### 抜き出した文章
「投資と投機」「資産形成と資産運用」
これらの言葉の意味・違いを説明できるでしょうか?
また、「株は投資ですか?投機ですか?」と聞かれたら何と答えるでしょうか?
株をFXにしたらどうでしょうか?
実はこれらの言葉には一般的な意味はありますが、2つを明確に分ける定義はありません。
例えば、資産形成と資産運用は一般的に1,000万円が境にされることが多いですが、明確な定義はありません。
そのため、説明が難しいと思ってしまうのは当然かもしれません。
しかし、投資を理解し習得するためには、ある程度の知識と基本的な考え方を知る必要があります。
それは、どのような世界(武術やスポーツ、茶道や華道など)にも専門用語や「基本の型・考え方」があることと似ています。
投資の用語や、投資に付いて回るリスクの捉え方、資産形成の基本の型について考えてみましょう。
1. 投資と投機、資産形成と資産運用
これらの言葉は、意味が混同していたり、意図して使っているのか疑問を抱くような記事も見受けられます。
それは、インターネット上のブログや記事はもちろん、政府の専門家会議や報告書においてもです。
それは、これらの言葉が明確に切り分けられないことに起因していると考えられます。
まずは、言葉の意味を理解しましょう。
1)貯蓄と投資
投資と投機の前に、貯蓄と投資の違いを辞書(デジタル大辞泉)の意味から見てみます。
貯蓄
- 財貨をたくわえること。また、その財貨。
- 所得のうち、消費されないで残った部分。
投資
- 利益を得る目的で、事業・不動産・証券などに資金を投下すること。転じて、その将来を見込んで金銭や力をつぎ込むこと。
- 経済学で、一定期間における実物資本の増加分。
分かりやすいイメージは、「貯蓄=銀行預金」で「投資=株・投資信託」です。
貯蓄はいつでも引き出すことができる(流動性が高い)ため、日常生活資金やすぐに必要になるお金として持っておく必要があります。
一方で、投資は「利益を得る」ことが目的ですので、株や投資信託などの金融商品の形で保有することになります。
目的である利益を得るために一定期間が必要になるため、貯蓄に比べると流動性が低くなります。
そのため、投資はすぐに換金しなくて済むように、必要な貯蓄を除いた余裕資金の中で行います。
2)投資と投機
結論から言うと、投資と投機はどちらも「利益を得ることを目的にした行為」という意味において同じです。

[空間配置のデータ]
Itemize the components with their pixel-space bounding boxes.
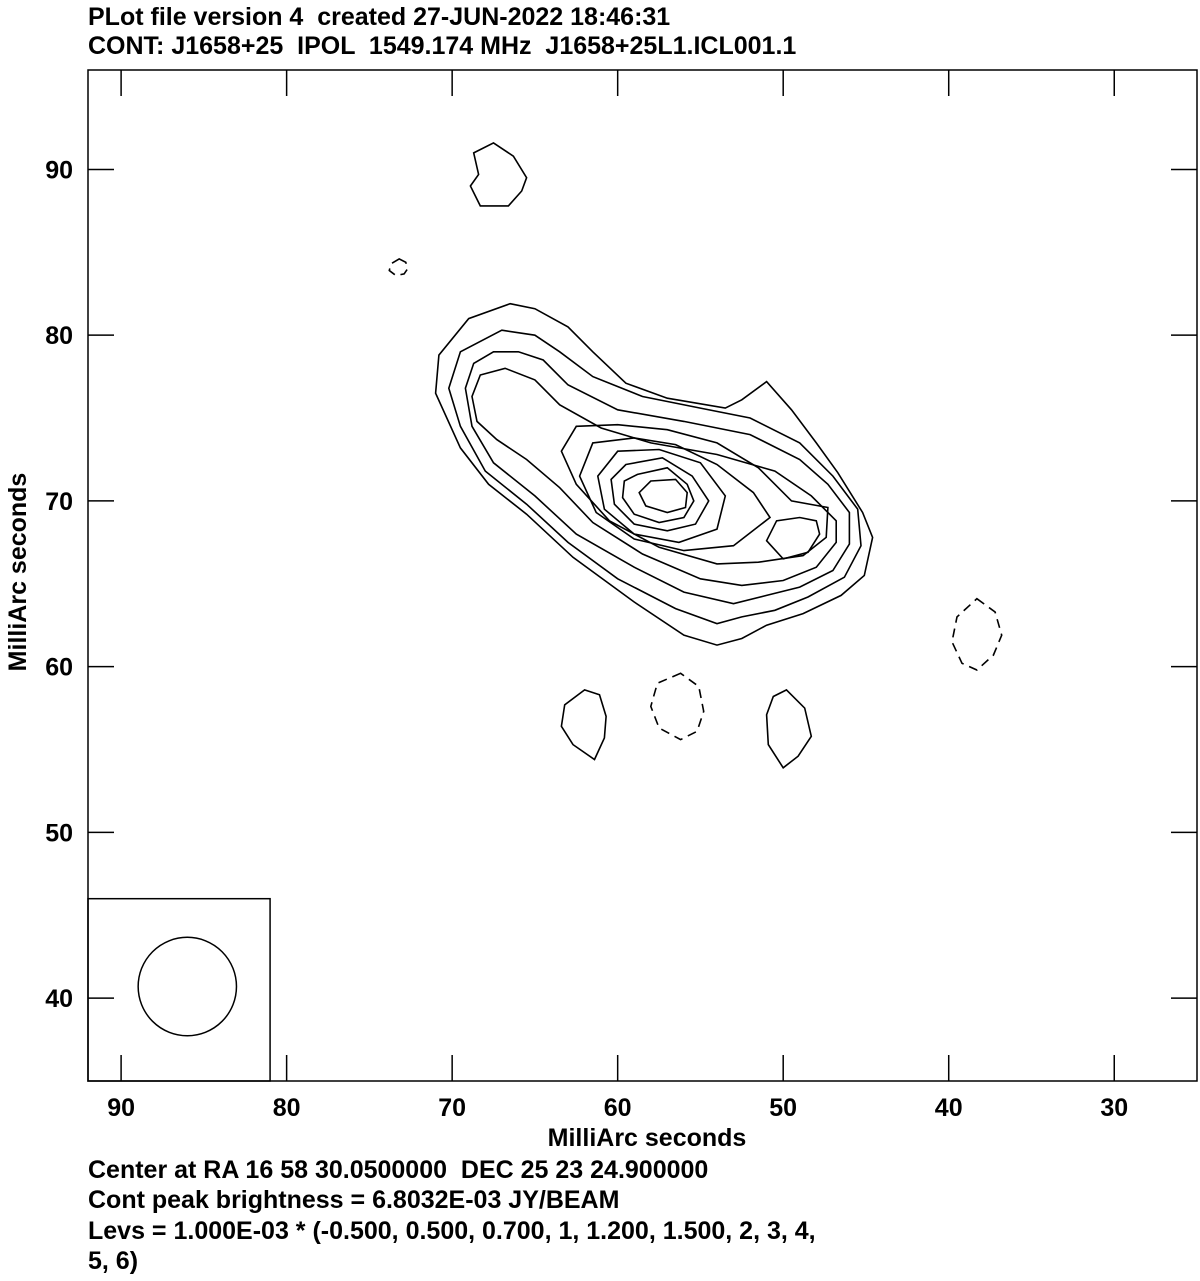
x-tick-label: 50 bbox=[769, 1094, 797, 1122]
footer-center: Center at RA 16 58 30.0500000 DEC 25 23 … bbox=[88, 1156, 709, 1184]
contour-blob-bl bbox=[560, 689, 607, 761]
contour-neg-bc bbox=[649, 672, 705, 741]
x-axis-label: MilliArc seconds bbox=[548, 1124, 747, 1152]
plot-header-source: CONT: J1658+25 IPOL 1549.174 MHz J1658+2… bbox=[88, 32, 797, 60]
y-tick-label: 80 bbox=[45, 322, 73, 350]
footer-levels: Levs = 1.000E-03 * (-0.500, 0.500, 0.700… bbox=[88, 1217, 816, 1245]
x-tick-label: 60 bbox=[604, 1094, 632, 1122]
contour-blob-br bbox=[765, 688, 813, 769]
contour-lvl-2 bbox=[578, 437, 772, 552]
x-tick-label: 80 bbox=[273, 1094, 301, 1122]
contour-lvl-4 bbox=[610, 456, 710, 532]
contour-lvl-6 bbox=[638, 478, 689, 514]
y-tick-label: 90 bbox=[45, 156, 73, 184]
contour-neg-right bbox=[951, 597, 1003, 671]
y-tick-label: 60 bbox=[45, 654, 73, 682]
y-axis-label: MilliArc seconds bbox=[4, 473, 32, 672]
axis-tick-labels: 90 80 70 60 50 40 30 40 50 60 70 80 90 bbox=[45, 156, 1128, 1122]
x-tick-label: 90 bbox=[107, 1094, 135, 1122]
plot-frame bbox=[87, 69, 1198, 1082]
beam-box bbox=[87, 897, 271, 1082]
footer-peak: Cont peak brightness = 6.8032E-03 JY/BEA… bbox=[88, 1186, 620, 1214]
beam-ellipse bbox=[137, 936, 238, 1037]
x-tick-label: 30 bbox=[1100, 1094, 1128, 1122]
y-tick-label: 70 bbox=[45, 488, 73, 516]
y-tick-label: 50 bbox=[45, 819, 73, 847]
plot-header-version: PLot file version 4 created 27-JUN-2022 … bbox=[88, 3, 671, 31]
contour-lvl-3 bbox=[596, 448, 727, 544]
contour-lvl-1.5 bbox=[560, 423, 829, 565]
footer-levels-cont: 5, 6) bbox=[88, 1247, 139, 1275]
beam-indicator bbox=[87, 897, 271, 1082]
axis-ticks bbox=[88, 70, 1197, 1081]
contour-lvl-1.2 bbox=[471, 367, 837, 587]
contour-lvl-0.5 bbox=[434, 302, 874, 646]
contour-lvl-5 bbox=[621, 466, 695, 524]
contour-lvl-1.5b bbox=[765, 516, 821, 560]
x-tick-label: 40 bbox=[935, 1094, 963, 1122]
contour-blob-top bbox=[469, 141, 528, 207]
y-tick-label: 40 bbox=[45, 985, 73, 1013]
contour-neg-small bbox=[388, 257, 409, 277]
x-tick-label: 70 bbox=[438, 1094, 466, 1122]
contour-lines bbox=[388, 141, 1003, 769]
contour-lvl-1 bbox=[464, 351, 851, 605]
contour-lvl-0.7 bbox=[447, 329, 862, 625]
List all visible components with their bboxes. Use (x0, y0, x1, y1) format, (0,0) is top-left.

### やること
#1 投資と投機についての文章から、「例えば、資産形成と資産運用は」と「それは、これらの言葉が明確に切り分けられないことに起因していると考えられます。」のあいだを、その両方も含めてそのまま引用してください。
#2 投資と投機についての文章を、最後の文のあとから続けて書いてください。

### 結果
#1
例えば、資産形成と資産運用は一般的に1,000万円が境にされることが多いですが、明確な定義はありません。
そのため、説明が難しいと思ってしまうのは当然かもしれません。
しかし、投資を理解し習得するためには、ある程度の知識と基本的な考え方を知る必要があります。
それは、どのような世界(武術やスポーツ、茶道や華道など)にも専門用語や「基本の型・考え方」があることと似ています。
投資の用語や、投資に付いて回るリスクの捉え方、資産形成の基本の型について考えてみましょう。
1. 投資と投機、資産形成と資産運用
これらの言葉は、意味が混同していたり、意図して使っているのか疑問を抱くような記事も見受けられます。
それは、インターネット上のブログや記事はもちろん、政府の専門家会議や報告書においてもです。
それは、これらの言葉が明確に切り分けられないことに起因していると考えられます。

#2
この2つの違いは、お金を投じているのが「投資は資本」「投機は機会」という点です。
その結果、投資と投機は一般的にこのように表現されます。
- 投資は「リスクが低く、運用は中長期で、手堅いやり方」
- 投機は「リスクが高く、運用は短期で、一発当てに行くやり方」
投機は辞書(デジタル大辞泉)を見ると次にように書かれています。
投機
- 利益・幸運を得ようとしてする行為。
- 将来の価格の変動を予想して、現在の価格との差額を利得する目的で行われる商品や有価証券などの売買。
パッと見たところ違いが分かりませんが、「幸運を得ようとして」の記述がポイントです。
また、投資は「将来を見込んで金銭や力をつぎ込むこと」で、投機は「将来の価格の変動を予想して、現在の価格との差額を利得する」とあります。
ベンチャー企業の株で考えてみると、次のように考えることができます。
- 「社会環境や長期的な時流、対象のベンチャー企業を分析し、10年後の成長を見据えて出資をする」のは、投資
- 「対象のベンチャー企業が、昨日ニュースで取り上げられていたので株が上がるだろうと考えて株を購入する」のは、投機
そのため、「株は投資ですか?投機ですか?」の質問に対する答えは「株という商品をどう取り扱うによって、投資にも投機にもなり得る」となります。
コラム:英語の語源に見る「投資」と「投機」の違い
投資と投機の違いは英語圏でも議論があるようです。
その説明の1つとして語源によるものがあります。
投資:Investment
・投下資本、出資の意味の他、動詞のInvestには(権力・権限を)与える、の意味があります。
・語源は「In(中に)Vestire(服を着せる)」で、ここで服は法服を指しています。
つまり、人に権力を与えるように、お金に権力を与える意味に派生した説が有力とされています。
投機:Speculation
・不確かな情報による推論、投機、思索、の意味があります。
・語源は「Specula(物見やぐら)から遠くを観察すること」です。
先ほどのベンチャー企業に当てはめて見ると、英語の投資は「身近な出資者」の印象ですが、投機は「噂や憶測(2次情報)で株を購入している人」のようなイメージを持つのではないでしょうか。
3)資産形成と資産運用
次に資産形成と資産運用です。
「資産運用」という言葉は聞いたことがあるけど、「資産形成」は聞き覚えのないという人もいるかもしれません。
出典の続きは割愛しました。